_WORK TO BE COMPLETED:_
From the entries that follow, extract each line holding the string "cannot".

== WORKING DATA ==

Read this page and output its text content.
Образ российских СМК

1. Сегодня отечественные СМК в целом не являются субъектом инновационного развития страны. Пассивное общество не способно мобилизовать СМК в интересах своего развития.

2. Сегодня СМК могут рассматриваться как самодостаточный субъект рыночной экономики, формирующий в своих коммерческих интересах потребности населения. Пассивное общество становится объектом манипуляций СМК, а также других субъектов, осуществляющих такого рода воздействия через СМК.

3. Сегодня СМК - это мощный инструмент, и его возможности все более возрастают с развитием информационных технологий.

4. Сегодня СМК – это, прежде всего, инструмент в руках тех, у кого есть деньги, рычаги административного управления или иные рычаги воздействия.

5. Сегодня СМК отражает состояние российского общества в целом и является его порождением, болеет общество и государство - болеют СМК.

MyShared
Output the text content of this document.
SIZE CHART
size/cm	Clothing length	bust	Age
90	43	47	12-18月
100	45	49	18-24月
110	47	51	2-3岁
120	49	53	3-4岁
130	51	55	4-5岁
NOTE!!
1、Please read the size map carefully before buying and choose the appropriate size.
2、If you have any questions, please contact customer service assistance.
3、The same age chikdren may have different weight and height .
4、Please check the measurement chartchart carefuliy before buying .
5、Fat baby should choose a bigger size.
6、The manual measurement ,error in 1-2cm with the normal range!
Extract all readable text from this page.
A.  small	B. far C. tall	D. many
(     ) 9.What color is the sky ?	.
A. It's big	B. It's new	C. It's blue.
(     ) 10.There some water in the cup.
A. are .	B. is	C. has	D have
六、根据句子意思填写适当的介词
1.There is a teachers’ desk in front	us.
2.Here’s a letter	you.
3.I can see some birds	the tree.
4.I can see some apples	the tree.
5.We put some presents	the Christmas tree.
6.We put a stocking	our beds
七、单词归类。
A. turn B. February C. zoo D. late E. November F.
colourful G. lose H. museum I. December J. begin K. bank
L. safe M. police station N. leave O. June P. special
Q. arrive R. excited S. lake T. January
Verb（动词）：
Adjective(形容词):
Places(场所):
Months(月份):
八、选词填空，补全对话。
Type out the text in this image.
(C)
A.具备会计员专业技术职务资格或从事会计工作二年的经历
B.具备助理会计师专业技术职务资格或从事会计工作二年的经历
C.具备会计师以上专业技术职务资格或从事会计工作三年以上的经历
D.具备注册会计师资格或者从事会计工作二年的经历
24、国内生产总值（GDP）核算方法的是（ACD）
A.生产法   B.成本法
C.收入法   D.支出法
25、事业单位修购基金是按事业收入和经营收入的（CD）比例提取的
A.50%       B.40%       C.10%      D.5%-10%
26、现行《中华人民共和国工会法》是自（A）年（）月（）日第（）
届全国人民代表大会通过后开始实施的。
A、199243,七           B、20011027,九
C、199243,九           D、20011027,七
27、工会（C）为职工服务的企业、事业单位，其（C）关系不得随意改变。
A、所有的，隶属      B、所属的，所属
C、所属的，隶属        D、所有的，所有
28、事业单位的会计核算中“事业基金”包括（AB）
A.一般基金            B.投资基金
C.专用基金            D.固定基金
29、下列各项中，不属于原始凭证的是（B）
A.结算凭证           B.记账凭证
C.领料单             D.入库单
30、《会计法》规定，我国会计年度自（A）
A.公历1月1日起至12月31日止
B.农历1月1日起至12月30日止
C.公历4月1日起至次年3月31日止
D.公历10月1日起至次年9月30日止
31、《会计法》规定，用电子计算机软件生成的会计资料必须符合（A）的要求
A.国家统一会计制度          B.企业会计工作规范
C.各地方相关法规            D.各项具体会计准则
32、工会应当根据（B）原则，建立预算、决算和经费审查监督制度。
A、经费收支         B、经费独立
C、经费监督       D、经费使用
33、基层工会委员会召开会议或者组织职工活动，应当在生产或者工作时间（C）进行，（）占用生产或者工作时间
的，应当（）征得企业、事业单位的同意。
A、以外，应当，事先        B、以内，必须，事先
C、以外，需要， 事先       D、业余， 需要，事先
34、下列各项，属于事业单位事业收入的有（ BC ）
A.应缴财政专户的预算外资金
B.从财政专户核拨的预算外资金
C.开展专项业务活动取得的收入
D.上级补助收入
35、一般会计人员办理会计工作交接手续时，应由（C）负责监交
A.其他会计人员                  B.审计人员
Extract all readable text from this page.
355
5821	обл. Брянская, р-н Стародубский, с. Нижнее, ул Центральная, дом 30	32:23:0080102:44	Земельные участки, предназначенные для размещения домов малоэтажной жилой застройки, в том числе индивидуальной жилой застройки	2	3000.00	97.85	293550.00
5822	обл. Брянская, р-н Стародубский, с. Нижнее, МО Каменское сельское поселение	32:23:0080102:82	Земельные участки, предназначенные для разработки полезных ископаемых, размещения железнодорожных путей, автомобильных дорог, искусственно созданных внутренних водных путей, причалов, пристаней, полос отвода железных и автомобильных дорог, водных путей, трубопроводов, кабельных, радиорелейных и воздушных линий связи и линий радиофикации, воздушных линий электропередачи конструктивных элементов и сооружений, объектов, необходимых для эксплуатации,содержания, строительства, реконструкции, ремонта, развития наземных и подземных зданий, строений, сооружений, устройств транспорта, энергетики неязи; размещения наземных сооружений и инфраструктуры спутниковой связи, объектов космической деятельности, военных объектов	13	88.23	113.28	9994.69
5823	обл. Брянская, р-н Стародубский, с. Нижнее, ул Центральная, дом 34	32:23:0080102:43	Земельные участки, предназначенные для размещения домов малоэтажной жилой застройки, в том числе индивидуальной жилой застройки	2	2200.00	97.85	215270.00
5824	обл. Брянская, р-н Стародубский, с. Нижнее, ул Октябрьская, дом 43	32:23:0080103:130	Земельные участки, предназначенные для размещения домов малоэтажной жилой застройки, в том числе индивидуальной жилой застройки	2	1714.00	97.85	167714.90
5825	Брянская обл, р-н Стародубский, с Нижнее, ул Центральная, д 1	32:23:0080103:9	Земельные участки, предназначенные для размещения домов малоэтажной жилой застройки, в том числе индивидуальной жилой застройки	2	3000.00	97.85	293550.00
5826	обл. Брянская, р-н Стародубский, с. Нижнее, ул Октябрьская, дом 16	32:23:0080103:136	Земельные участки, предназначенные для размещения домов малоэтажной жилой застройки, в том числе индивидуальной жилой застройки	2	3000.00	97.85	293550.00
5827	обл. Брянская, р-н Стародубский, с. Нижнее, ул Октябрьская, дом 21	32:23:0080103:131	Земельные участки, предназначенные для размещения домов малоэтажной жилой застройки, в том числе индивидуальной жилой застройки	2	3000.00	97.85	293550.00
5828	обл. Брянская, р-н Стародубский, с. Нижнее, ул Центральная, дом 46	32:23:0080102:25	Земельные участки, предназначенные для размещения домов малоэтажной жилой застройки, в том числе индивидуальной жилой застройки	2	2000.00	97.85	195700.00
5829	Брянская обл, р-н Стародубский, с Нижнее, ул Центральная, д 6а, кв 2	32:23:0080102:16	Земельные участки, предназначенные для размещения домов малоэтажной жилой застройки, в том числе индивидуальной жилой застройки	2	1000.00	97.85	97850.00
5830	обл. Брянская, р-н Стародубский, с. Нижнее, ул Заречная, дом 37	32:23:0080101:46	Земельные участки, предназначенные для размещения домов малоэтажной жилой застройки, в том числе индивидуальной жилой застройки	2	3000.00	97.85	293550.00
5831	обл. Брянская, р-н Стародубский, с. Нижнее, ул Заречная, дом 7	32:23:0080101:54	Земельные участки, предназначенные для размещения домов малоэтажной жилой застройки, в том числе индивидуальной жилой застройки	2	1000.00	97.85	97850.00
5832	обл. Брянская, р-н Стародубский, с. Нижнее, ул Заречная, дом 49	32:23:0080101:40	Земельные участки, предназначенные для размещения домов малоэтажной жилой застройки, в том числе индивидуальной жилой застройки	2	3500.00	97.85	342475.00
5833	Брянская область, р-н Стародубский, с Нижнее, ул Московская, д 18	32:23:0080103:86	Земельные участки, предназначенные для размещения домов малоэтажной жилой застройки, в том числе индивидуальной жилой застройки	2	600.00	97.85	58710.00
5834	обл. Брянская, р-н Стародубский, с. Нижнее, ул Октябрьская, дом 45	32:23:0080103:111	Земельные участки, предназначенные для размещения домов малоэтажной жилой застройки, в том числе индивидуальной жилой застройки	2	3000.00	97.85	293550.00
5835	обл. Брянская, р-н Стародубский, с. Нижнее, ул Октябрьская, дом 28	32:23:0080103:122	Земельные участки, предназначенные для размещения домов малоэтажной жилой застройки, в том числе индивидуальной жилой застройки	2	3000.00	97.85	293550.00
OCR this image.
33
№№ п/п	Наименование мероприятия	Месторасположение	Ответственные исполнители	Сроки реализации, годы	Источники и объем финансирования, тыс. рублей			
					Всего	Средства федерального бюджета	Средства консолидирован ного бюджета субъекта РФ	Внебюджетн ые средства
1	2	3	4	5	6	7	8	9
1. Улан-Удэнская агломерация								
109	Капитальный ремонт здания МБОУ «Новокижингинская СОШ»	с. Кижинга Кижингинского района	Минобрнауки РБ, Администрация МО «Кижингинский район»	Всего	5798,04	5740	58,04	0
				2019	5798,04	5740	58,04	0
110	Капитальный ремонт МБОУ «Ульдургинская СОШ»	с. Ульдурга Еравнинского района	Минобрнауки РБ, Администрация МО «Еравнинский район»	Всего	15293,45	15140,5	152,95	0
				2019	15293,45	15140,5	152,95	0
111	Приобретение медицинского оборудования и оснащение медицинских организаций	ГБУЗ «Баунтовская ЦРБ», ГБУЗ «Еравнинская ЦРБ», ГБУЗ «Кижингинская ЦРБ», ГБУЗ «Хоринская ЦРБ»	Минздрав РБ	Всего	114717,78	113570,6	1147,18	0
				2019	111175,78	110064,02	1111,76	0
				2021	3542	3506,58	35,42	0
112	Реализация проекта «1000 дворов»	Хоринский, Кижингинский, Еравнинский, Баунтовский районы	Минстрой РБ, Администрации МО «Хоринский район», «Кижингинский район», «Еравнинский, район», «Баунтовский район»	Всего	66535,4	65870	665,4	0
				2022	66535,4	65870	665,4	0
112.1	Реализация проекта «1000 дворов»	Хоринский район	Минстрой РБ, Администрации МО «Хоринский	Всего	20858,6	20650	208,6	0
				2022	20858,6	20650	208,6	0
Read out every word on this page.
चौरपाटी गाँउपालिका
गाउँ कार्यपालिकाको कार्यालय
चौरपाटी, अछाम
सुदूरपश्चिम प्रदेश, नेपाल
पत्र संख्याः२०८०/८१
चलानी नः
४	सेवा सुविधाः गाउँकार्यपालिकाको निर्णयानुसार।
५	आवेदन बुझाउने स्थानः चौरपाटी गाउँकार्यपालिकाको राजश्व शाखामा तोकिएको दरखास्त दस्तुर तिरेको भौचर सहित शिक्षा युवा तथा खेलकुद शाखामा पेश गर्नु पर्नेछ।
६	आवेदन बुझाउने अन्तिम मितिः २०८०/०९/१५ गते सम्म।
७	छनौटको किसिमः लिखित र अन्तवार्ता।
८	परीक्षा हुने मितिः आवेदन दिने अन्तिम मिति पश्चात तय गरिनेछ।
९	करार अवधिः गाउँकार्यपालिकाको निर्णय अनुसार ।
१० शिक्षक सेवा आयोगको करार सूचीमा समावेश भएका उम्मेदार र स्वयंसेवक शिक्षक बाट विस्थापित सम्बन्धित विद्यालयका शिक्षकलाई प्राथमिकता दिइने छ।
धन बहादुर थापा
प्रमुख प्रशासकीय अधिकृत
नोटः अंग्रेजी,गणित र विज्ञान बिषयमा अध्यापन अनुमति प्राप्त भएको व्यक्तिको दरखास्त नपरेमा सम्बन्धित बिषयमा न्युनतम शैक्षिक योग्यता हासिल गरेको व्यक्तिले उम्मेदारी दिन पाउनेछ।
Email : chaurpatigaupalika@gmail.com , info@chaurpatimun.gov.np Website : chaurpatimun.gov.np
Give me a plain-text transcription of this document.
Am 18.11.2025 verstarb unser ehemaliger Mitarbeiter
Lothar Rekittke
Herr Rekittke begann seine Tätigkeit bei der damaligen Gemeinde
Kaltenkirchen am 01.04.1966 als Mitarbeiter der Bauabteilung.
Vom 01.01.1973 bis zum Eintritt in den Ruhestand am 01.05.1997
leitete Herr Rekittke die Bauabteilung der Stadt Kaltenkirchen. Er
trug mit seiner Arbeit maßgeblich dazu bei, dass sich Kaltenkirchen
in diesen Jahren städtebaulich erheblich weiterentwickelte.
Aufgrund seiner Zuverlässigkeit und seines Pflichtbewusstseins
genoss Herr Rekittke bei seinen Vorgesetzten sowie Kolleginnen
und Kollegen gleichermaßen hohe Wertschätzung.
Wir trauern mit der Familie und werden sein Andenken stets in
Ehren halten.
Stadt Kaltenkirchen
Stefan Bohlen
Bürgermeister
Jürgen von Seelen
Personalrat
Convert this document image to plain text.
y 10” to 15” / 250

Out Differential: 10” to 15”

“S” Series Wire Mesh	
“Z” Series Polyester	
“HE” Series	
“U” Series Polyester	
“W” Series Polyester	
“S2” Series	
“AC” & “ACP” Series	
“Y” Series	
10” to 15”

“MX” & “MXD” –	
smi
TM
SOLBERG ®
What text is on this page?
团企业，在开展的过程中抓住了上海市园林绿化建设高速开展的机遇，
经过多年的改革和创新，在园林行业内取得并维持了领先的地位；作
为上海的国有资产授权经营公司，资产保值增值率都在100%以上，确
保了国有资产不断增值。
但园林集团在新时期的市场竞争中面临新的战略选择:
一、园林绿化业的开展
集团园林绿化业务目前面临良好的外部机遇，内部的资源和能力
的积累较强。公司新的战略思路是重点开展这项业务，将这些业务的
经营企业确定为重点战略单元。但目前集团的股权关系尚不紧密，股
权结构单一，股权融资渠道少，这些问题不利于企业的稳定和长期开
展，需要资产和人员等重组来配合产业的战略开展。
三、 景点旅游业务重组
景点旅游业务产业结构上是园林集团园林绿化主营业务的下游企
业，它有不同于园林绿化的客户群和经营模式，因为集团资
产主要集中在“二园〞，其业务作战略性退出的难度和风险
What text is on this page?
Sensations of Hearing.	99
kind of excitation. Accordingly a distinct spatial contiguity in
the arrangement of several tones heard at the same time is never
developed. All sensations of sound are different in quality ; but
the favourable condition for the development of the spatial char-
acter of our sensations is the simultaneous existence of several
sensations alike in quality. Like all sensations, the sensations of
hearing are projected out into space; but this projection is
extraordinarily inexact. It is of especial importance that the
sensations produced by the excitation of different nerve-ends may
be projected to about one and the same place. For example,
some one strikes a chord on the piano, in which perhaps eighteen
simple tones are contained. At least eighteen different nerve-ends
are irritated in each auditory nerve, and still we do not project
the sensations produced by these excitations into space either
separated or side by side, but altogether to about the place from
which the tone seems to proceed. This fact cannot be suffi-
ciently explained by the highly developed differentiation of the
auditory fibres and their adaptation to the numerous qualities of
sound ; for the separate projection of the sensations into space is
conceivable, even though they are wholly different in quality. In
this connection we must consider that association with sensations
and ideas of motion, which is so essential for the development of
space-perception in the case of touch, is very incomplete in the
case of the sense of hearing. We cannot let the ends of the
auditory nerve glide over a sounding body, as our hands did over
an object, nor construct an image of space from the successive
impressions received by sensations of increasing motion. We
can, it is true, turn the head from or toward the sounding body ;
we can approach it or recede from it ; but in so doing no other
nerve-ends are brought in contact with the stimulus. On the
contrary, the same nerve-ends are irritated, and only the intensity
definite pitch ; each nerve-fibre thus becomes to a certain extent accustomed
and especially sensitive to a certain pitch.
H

===

_OUTPUT:_
which the tone seems to proceed. This fact cannot be suffi-
case of the sense of hearing. We cannot let the ends of the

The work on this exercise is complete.